┌─ Input material
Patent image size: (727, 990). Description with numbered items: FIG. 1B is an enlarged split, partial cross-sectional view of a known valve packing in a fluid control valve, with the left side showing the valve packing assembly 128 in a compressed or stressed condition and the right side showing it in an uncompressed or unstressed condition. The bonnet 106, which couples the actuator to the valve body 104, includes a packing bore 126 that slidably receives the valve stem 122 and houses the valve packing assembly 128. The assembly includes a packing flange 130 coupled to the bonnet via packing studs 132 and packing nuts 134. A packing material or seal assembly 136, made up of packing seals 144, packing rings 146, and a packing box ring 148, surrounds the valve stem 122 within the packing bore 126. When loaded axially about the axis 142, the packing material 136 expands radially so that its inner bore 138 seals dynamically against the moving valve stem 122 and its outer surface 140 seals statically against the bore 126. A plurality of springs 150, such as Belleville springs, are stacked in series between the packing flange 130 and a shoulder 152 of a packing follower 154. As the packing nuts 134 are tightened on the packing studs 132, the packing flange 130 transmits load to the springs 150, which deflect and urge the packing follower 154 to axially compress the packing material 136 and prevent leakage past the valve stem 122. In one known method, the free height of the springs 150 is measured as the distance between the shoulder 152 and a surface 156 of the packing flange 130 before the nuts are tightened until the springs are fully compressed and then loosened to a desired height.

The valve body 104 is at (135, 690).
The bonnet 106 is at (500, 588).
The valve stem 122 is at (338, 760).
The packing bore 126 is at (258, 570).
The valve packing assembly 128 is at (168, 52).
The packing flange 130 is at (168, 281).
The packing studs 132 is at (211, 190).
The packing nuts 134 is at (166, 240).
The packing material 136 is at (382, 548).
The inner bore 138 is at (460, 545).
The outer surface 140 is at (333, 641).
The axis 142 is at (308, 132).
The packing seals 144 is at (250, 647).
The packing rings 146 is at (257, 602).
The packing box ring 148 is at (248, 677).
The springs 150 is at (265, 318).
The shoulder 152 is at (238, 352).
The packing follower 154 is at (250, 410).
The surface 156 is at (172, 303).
└─
Task directions
Copy every row above word for word, keeping each one on its own line.

Solution to this problem
Patent image size: (727, 990). Description with numbered items: FIG. 1B is an enlarged split, partial cross-sectional view of a known valve packing in a fluid control valve, with the left side showing the valve packing assembly 128 in a compressed or stressed condition and the right side showing it in an uncompressed or unstressed condition. The bonnet 106, which couples the actuator to the valve body 104, includes a packing bore 126 that slidably receives the valve stem 122 and houses the valve packing assembly 128. The assembly includes a packing flange 130 coupled to the bonnet via packing studs 132 and packing nuts 134. A packing material or seal assembly 136, made up of packing seals 144, packing rings 146, and a packing box ring 148, surrounds the valve stem 122 within the packing bore 126. When loaded axially about the axis 142, the packing material 136 expands radially so that its inner bore 138 seals dynamically against the moving valve stem 122 and its outer surface 140 seals statically against the bore 126. A plurality of springs 150, such as Belleville springs, are stacked in series between the packing flange 130 and a shoulder 152 of a packing follower 154. As the packing nuts 134 are tightened on the packing studs 132, the packing flange 130 transmits load to the springs 150, which deflect and urge the packing follower 154 to axially compress the packing material 136 and prevent leakage past the valve stem 122. In one known method, the free height of the springs 150 is measured as the distance between the shoulder 152 and a surface 156 of the packing flange 130 before the nuts are tightened until the springs are fully compressed and then loosened to a desired height.

The valve body 104 is at (135, 690).
The bonnet 106 is at (500, 588).
The valve stem 122 is at (338, 760).
The packing bore 126 is at (258, 570).
The valve packing assembly 128 is at (168, 52).
The packing flange 130 is at (168, 281).
The packing studs 132 is at (211, 190).
The packing nuts 134 is at (166, 240).
The packing material 136 is at (382, 548).
The inner bore 138 is at (460, 545).
The outer surface 140 is at (333, 641).
The axis 142 is at (308, 132).
The packing seals 144 is at (250, 647).
The packing rings 146 is at (257, 602).
The packing box ring 148 is at (248, 677).
The springs 150 is at (265, 318).
The shoulder 152 is at (238, 352).
The packing follower 154 is at (250, 410).
The surface 156 is at (172, 303).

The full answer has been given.